DIRECTIONS FOR THIS TASK: Where does the string "smallest" appear in the records? Copy every line that contains it.

RECORD SET:
►

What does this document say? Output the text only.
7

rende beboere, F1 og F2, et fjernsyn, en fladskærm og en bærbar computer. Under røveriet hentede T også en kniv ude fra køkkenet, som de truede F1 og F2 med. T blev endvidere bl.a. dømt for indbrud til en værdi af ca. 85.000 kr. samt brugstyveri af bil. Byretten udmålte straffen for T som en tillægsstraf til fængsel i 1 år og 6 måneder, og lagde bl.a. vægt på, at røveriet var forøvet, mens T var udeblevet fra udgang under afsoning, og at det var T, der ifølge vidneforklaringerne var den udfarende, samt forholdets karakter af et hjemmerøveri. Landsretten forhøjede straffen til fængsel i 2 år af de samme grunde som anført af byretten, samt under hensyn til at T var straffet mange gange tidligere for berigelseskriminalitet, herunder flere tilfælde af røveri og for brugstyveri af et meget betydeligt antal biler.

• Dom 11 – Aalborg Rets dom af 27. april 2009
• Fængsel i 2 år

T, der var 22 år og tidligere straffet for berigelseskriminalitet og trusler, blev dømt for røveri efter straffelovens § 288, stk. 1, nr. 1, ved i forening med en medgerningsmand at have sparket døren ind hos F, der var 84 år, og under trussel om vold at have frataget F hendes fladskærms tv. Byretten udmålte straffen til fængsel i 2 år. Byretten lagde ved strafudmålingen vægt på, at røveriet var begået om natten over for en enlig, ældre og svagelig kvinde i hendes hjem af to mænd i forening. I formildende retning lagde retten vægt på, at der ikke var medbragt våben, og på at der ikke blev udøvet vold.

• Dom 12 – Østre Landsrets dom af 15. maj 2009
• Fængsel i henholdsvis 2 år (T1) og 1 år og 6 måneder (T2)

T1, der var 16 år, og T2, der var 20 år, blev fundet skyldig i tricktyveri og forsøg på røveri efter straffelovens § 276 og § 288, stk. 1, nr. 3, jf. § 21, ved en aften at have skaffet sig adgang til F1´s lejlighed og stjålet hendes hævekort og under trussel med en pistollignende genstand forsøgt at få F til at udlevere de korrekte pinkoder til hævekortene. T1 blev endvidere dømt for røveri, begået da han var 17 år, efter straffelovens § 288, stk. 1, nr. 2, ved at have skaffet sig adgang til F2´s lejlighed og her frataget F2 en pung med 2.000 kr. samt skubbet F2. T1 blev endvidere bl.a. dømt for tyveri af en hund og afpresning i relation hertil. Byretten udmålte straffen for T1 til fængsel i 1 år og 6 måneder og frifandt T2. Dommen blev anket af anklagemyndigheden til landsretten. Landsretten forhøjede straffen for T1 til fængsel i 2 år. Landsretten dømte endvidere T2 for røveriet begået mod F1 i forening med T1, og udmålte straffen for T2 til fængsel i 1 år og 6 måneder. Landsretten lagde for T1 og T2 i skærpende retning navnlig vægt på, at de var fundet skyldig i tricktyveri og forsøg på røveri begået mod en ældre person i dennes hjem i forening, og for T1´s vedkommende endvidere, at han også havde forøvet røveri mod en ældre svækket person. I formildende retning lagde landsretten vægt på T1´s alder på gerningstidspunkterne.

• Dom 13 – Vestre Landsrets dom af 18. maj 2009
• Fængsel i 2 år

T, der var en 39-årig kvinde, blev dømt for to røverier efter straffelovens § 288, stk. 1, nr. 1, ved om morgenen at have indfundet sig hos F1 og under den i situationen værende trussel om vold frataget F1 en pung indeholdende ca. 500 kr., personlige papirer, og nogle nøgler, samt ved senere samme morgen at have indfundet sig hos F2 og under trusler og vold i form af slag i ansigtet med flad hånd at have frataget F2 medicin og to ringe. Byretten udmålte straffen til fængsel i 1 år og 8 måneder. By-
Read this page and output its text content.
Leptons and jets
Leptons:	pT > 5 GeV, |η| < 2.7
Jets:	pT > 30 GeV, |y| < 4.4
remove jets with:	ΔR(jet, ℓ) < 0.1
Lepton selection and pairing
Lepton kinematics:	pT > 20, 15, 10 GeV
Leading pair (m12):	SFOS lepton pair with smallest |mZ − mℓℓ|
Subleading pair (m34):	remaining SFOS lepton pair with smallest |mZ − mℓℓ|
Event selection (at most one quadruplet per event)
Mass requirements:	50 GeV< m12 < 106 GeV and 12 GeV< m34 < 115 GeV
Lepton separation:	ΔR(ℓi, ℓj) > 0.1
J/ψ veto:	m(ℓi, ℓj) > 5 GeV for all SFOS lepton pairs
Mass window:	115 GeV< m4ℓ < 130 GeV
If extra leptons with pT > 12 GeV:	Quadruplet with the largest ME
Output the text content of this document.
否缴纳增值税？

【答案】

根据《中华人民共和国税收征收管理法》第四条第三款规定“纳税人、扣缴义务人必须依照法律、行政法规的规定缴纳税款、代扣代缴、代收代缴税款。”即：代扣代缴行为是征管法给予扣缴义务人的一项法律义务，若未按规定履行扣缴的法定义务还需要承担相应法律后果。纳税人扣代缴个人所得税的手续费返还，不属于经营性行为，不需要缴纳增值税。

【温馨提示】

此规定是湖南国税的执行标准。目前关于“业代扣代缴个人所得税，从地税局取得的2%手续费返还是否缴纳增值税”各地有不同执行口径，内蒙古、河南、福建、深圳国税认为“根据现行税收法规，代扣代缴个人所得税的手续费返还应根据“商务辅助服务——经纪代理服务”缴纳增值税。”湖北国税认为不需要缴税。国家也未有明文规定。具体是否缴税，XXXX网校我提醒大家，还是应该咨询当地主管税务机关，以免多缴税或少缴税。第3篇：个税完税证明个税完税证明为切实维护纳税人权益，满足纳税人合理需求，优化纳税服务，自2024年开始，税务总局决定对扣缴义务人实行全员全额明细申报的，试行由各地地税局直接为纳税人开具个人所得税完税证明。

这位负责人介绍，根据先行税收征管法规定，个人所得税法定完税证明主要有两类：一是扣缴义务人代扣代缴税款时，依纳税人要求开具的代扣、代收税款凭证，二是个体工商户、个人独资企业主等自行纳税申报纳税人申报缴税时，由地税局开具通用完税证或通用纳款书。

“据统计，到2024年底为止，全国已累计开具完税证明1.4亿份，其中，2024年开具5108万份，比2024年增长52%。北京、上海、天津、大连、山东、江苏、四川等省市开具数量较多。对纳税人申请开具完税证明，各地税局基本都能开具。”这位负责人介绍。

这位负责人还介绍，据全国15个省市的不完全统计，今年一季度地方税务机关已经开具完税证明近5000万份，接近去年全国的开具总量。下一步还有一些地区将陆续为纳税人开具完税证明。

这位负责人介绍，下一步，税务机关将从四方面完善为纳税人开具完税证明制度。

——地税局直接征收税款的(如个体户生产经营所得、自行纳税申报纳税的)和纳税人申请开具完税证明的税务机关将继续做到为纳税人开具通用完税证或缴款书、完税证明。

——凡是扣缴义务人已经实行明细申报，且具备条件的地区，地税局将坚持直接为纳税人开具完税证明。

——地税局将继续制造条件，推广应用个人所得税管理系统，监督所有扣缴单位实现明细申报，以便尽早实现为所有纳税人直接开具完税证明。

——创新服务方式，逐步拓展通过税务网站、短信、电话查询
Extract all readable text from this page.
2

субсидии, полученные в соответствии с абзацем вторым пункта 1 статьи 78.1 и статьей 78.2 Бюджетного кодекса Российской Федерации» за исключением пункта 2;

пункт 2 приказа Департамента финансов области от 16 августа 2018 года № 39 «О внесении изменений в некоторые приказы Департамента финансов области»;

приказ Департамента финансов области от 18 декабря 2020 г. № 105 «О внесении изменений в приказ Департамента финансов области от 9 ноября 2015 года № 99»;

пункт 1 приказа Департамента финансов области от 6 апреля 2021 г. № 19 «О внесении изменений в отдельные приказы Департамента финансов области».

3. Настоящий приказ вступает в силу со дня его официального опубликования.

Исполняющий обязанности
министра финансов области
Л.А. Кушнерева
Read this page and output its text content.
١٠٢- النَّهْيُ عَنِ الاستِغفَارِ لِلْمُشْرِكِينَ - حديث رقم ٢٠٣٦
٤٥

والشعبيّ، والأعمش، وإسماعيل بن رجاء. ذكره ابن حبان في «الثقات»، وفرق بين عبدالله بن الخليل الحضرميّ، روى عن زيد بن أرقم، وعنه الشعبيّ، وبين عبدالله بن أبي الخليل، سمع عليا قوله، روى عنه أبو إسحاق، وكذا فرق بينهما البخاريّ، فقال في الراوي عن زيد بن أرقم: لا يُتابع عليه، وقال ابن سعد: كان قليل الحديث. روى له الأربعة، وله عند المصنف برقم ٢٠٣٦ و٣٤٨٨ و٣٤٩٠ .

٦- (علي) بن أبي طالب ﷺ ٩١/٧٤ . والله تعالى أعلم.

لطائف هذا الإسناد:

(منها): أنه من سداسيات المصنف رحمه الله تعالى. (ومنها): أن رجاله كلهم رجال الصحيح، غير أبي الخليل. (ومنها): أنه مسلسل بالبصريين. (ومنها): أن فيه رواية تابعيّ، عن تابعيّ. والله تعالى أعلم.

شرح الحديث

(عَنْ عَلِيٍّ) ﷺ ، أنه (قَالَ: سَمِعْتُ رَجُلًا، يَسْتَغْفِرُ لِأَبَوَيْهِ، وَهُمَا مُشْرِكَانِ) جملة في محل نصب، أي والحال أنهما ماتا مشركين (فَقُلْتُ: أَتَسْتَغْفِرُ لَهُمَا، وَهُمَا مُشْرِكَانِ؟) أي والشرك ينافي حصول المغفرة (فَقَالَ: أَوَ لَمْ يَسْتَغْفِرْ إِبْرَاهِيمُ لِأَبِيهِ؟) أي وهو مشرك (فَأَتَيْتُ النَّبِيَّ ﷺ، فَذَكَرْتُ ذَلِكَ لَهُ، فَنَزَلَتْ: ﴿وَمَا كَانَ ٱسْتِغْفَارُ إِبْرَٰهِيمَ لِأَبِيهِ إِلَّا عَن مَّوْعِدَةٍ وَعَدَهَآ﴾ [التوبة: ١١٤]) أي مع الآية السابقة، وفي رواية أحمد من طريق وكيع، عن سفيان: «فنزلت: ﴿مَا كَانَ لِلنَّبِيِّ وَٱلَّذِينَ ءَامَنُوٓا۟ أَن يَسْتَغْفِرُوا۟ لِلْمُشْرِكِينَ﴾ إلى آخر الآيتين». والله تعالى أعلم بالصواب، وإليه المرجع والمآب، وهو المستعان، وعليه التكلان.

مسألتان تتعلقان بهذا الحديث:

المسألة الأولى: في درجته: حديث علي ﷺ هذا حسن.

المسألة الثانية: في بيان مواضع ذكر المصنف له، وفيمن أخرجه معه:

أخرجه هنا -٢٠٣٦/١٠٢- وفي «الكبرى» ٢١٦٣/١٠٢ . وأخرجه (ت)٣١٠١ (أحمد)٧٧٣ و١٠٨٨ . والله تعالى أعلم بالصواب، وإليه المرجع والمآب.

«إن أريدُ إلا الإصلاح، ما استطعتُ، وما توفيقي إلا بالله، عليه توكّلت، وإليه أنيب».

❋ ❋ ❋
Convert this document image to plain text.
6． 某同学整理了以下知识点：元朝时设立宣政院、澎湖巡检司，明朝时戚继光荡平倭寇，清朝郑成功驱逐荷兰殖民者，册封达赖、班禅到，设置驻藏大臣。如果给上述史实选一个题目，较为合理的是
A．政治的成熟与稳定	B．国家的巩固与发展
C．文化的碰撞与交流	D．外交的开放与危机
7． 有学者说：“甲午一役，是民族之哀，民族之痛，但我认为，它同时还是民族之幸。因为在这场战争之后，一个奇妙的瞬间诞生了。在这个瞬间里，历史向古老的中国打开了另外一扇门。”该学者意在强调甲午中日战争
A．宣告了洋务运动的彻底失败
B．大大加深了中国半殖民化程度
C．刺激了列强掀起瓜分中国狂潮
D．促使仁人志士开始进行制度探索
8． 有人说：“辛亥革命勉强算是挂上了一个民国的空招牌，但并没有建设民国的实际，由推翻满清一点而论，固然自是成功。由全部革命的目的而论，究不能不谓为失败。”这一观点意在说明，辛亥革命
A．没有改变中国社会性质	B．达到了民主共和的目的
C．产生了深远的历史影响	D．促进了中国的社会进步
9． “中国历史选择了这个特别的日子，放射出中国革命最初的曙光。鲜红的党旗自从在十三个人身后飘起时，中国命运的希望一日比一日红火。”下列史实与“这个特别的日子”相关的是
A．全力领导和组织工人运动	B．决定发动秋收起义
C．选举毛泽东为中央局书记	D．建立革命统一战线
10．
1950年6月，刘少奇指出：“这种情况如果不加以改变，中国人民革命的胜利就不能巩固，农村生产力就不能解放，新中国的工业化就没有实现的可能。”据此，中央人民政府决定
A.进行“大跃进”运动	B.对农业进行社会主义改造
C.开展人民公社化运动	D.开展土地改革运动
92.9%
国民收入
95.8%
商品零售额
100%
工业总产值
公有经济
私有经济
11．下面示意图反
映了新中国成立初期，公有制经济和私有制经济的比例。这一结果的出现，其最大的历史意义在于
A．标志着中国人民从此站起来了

◄

REPLY:
Leading pair (m12):	SFOS lepton pair with smallest |mZ − mℓℓ|
Subleading pair (m34):	remaining SFOS lepton pair with smallest |mZ − mℓℓ|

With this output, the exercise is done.